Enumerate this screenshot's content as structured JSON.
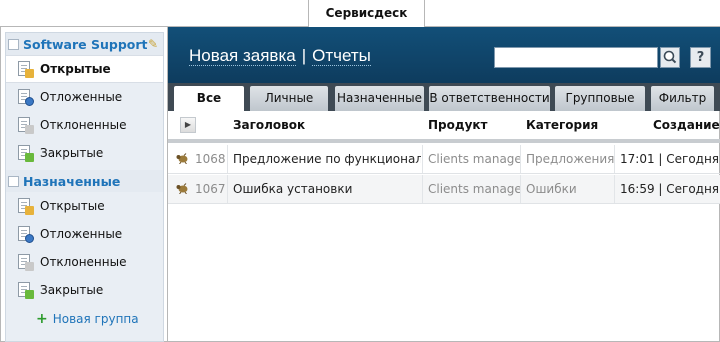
{
  "app": {
    "tab_title": "Сервисдеск"
  },
  "sidebar": {
    "group1": {
      "title": "Software Support",
      "items": [
        {
          "label": "Открытые",
          "icon": "open-ticket-icon"
        },
        {
          "label": "Отложенные",
          "icon": "paused-ticket-icon"
        },
        {
          "label": "Отклоненные",
          "icon": "declined-ticket-icon"
        },
        {
          "label": "Закрытые",
          "icon": "closed-ticket-icon"
        }
      ]
    },
    "group2": {
      "title": "Назначенные",
      "items": [
        {
          "label": "Открытые",
          "icon": "open-ticket-icon"
        },
        {
          "label": "Отложенные",
          "icon": "paused-ticket-icon"
        },
        {
          "label": "Отклоненные",
          "icon": "declined-ticket-icon"
        },
        {
          "label": "Закрытые",
          "icon": "closed-ticket-icon"
        }
      ]
    },
    "new_group": "Новая группа"
  },
  "header": {
    "new_request": "Новая заявка",
    "separator": "|",
    "reports": "Отчеты",
    "search_value": "",
    "help": "?"
  },
  "tabs": [
    {
      "label": "Все",
      "active": true
    },
    {
      "label": "Личные"
    },
    {
      "label": "Назначенные"
    },
    {
      "label": "В ответственности"
    },
    {
      "label": "Групповые"
    },
    {
      "label": "Фильтр"
    }
  ],
  "table": {
    "columns": {
      "title": "Заголовок",
      "product": "Продукт",
      "category": "Категория",
      "created": "Создание"
    },
    "rows": [
      {
        "id": "1068",
        "title": "Предложение по функционалу",
        "product": "Clients manager",
        "category": "Предложения",
        "created": "17:01 | Сегодня"
      },
      {
        "id": "1067",
        "title": "Ошибка установки",
        "product": "Clients manager",
        "category": "Ошибки",
        "created": "16:59 | Сегодня"
      }
    ]
  },
  "colors": {
    "header_bg": "#124f78",
    "link_blue": "#1f74b9",
    "tabbar_bg": "#3f4a54"
  }
}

* * *

* Written task:
Give every line of the material that includes the string "Новая".

* Finished exercise:
    "new_group": "Новая группа"
    "new_request": "Новая заявка",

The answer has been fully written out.